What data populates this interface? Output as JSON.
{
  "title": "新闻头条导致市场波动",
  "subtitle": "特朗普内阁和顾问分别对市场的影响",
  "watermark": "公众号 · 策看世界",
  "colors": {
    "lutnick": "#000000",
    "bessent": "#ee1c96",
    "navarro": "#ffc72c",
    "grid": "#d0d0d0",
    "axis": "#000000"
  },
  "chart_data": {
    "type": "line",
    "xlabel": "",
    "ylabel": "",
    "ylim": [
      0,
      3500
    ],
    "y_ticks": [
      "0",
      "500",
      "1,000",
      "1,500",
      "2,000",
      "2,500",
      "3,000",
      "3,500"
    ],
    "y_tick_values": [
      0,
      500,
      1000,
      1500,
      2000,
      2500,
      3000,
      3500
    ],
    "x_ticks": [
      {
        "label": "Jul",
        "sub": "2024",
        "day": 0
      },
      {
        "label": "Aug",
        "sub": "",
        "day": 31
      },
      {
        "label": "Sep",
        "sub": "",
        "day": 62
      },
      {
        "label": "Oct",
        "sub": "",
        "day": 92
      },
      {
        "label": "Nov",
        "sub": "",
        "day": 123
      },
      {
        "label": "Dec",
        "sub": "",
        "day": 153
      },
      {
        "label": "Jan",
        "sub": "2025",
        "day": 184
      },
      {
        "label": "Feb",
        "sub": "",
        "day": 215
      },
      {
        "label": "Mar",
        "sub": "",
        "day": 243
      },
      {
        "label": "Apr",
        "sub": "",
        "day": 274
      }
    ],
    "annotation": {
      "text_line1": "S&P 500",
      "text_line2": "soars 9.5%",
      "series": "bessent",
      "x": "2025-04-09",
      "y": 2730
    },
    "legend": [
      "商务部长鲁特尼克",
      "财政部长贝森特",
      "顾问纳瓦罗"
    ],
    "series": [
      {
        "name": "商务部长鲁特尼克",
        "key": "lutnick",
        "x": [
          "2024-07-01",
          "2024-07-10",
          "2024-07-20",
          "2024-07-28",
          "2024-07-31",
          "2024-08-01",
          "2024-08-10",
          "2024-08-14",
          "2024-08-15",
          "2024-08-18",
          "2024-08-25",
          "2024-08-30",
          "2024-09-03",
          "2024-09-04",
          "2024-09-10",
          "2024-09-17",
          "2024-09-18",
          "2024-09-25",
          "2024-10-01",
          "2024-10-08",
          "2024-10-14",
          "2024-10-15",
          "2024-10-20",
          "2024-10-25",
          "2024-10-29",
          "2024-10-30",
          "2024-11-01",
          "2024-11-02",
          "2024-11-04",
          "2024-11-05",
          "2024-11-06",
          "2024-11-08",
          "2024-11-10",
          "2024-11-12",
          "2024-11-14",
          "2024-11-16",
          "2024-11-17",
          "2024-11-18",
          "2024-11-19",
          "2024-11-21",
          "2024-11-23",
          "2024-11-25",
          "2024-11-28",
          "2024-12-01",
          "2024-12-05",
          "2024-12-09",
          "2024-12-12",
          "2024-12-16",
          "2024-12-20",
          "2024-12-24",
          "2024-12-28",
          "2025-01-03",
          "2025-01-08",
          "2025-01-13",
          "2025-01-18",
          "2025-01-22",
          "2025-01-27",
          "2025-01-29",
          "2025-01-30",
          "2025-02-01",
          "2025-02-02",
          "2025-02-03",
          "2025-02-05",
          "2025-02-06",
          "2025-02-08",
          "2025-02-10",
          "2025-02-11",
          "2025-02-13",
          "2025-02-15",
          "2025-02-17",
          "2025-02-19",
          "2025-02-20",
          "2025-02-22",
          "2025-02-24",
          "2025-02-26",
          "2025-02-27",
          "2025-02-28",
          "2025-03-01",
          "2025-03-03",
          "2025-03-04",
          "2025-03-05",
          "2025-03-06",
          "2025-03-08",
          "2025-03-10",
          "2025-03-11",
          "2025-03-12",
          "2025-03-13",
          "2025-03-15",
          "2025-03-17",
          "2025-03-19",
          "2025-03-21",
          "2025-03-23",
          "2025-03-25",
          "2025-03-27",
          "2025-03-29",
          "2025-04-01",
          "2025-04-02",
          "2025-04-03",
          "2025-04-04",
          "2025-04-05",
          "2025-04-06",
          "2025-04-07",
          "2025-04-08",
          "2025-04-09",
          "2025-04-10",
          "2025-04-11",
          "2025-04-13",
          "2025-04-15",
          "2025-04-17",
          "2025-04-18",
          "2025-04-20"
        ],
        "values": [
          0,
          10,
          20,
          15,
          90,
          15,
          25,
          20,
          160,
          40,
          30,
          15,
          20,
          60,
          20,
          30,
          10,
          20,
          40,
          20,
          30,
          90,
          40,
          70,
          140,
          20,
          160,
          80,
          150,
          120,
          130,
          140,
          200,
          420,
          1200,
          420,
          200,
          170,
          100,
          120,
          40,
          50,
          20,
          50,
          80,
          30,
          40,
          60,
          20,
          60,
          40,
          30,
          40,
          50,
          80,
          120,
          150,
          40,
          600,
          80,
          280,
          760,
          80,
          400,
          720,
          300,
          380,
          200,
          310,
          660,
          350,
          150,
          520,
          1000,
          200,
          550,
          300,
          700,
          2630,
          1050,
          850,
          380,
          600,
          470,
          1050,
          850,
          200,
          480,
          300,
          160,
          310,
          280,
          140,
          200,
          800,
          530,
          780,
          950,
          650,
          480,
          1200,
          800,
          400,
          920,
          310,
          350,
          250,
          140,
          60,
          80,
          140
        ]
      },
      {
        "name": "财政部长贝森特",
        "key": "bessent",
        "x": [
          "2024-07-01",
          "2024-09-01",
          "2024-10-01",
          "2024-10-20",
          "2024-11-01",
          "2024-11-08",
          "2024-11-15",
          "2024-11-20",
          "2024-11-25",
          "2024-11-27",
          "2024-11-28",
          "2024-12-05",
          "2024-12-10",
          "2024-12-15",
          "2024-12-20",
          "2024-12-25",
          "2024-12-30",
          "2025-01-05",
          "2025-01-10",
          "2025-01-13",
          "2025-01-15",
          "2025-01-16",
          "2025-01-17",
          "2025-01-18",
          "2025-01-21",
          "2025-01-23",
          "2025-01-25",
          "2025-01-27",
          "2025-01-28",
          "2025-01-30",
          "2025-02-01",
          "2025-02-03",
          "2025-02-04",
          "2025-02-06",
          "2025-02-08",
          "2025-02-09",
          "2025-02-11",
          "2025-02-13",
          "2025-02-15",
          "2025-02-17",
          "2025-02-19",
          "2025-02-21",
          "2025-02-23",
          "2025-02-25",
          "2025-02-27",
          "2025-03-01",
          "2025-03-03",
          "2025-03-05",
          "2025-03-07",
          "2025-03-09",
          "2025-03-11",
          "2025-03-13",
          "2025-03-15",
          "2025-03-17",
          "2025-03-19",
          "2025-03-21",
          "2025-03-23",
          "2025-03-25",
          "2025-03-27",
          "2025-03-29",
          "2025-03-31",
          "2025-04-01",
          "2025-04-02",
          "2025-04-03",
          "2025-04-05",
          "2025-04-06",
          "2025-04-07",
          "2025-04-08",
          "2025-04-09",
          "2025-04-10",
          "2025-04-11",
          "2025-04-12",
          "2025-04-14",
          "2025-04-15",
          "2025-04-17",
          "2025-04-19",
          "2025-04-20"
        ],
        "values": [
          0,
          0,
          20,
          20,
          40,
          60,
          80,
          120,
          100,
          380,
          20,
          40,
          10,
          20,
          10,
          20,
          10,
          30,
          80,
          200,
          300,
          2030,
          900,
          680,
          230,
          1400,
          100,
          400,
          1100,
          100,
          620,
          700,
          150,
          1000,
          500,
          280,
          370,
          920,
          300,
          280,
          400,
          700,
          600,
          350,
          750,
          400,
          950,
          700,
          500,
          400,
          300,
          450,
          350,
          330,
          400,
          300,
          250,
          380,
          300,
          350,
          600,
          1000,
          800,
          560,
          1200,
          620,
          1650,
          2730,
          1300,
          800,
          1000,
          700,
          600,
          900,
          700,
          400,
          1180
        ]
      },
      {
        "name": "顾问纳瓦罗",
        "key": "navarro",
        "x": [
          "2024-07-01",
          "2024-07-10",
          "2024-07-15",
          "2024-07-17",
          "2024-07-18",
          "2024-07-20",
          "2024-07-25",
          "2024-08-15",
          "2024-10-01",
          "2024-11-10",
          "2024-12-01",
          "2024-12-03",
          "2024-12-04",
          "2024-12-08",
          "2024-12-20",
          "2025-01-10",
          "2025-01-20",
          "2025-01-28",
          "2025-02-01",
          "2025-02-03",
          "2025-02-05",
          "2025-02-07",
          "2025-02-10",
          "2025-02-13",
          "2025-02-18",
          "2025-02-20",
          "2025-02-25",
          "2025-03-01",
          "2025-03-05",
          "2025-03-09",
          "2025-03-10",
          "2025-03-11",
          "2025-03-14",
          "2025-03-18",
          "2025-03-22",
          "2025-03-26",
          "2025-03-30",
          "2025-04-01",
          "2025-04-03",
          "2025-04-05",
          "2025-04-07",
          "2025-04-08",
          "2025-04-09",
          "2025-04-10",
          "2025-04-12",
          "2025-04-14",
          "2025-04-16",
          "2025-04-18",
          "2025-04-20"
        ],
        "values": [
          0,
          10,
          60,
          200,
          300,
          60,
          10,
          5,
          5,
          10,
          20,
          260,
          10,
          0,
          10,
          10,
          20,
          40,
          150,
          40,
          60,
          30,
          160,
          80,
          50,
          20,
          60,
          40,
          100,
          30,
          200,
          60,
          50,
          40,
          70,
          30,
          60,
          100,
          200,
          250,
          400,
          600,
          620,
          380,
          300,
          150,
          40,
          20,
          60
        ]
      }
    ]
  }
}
......
STATED PROBLEM :: Collect from the data above every line that includes "bessent".

RESPONSE ::
    "bessent": "#ee1c96",
      "series": "bessent",
        "key": "bessent",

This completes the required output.